## THE REQUEST
Where a line contains the word "Canada", copy that line in full.

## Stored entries

** START **

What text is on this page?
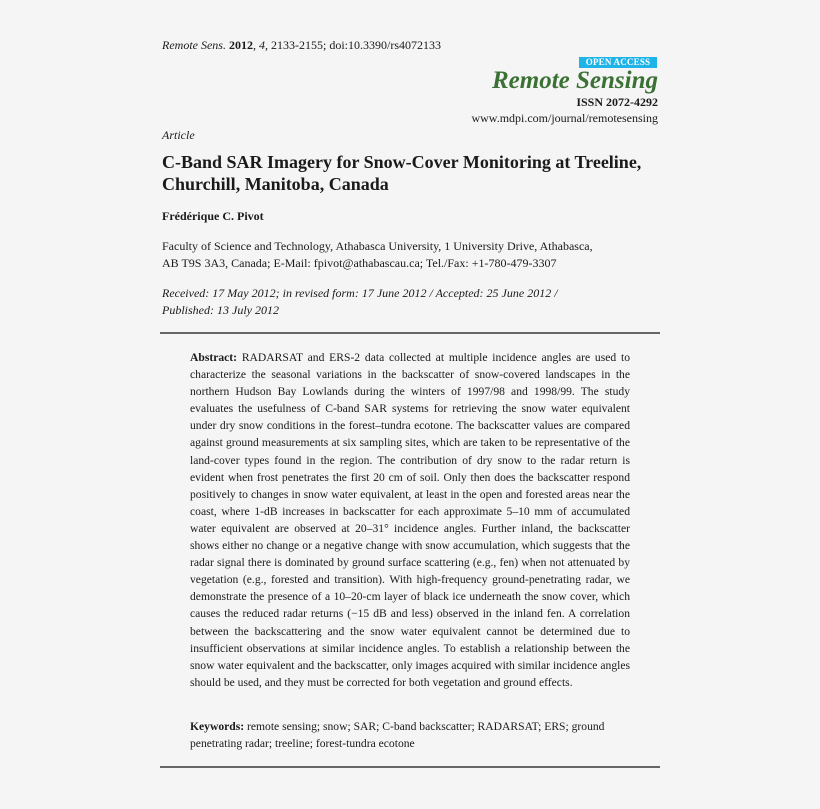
Remote Sens. 2012, 4, 2133-2155; doi:10.3390/rs4072133
OPEN ACCESS
Remote Sensing
ISSN 2072-4292
www.mdpi.com/journal/remotesensing
Article
C-Band SAR Imagery for Snow-Cover Monitoring at Treeline, Churchill, Manitoba, Canada
Frédérique C. Pivot
Faculty of Science and Technology, Athabasca University, 1 University Drive, Athabasca,
AB T9S 3A3, Canada; E-Mail: fpivot@athabascau.ca; Tel./Fax: +1-780-479-3307
Received: 17 May 2012; in revised form: 17 June 2012 / Accepted: 25 June 2012 /
Published: 13 July 2012
Abstract: RADARSAT and ERS-2 data collected at multiple incidence angles are used to characterize the seasonal variations in the backscatter of snow-covered landscapes in the northern Hudson Bay Lowlands during the winters of 1997/98 and 1998/99. The study evaluates the usefulness of C-band SAR systems for retrieving the snow water equivalent under dry snow conditions in the forest–tundra ecotone. The backscatter values are compared against ground measurements at six sampling sites, which are taken to be representative of the land-cover types found in the region. The contribution of dry snow to the radar return is evident when frost penetrates the first 20 cm of soil. Only then does the backscatter respond positively to changes in snow water equivalent, at least in the open and forested areas near the coast, where 1-dB increases in backscatter for each approximate 5–10 mm of accumulated water equivalent are observed at 20–31° incidence angles. Further inland, the backscatter shows either no change or a negative change with snow accumulation, which suggests that the radar signal there is dominated by ground surface scattering (e.g., fen) when not attenuated by vegetation (e.g., forested and transition). With high-frequency ground-penetrating radar, we demonstrate the presence of a 10–20-cm layer of black ice underneath the snow cover, which causes the reduced radar returns (−15 dB and less) observed in the inland fen. A correlation between the backscattering and the snow water equivalent cannot be determined due to insufficient observations at similar incidence angles. To establish a relationship between the snow water equivalent and the backscatter, only images acquired with similar incidence angles should be used, and they must be corrected for both vegetation and ground effects.
Keywords: remote sensing; snow; SAR; C-band backscatter; RADARSAT; ERS; ground penetrating radar; treeline; forest-tundra ecotone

** END **

## EXERCISE SOLUTION
C-Band SAR Imagery for Snow-Cover Monitoring at Treeline, Churchill, Manitoba, Canada
AB T9S 3A3, Canada; E-Mail: fpivot@athabascau.ca; Tel./Fax: +1-780-479-3307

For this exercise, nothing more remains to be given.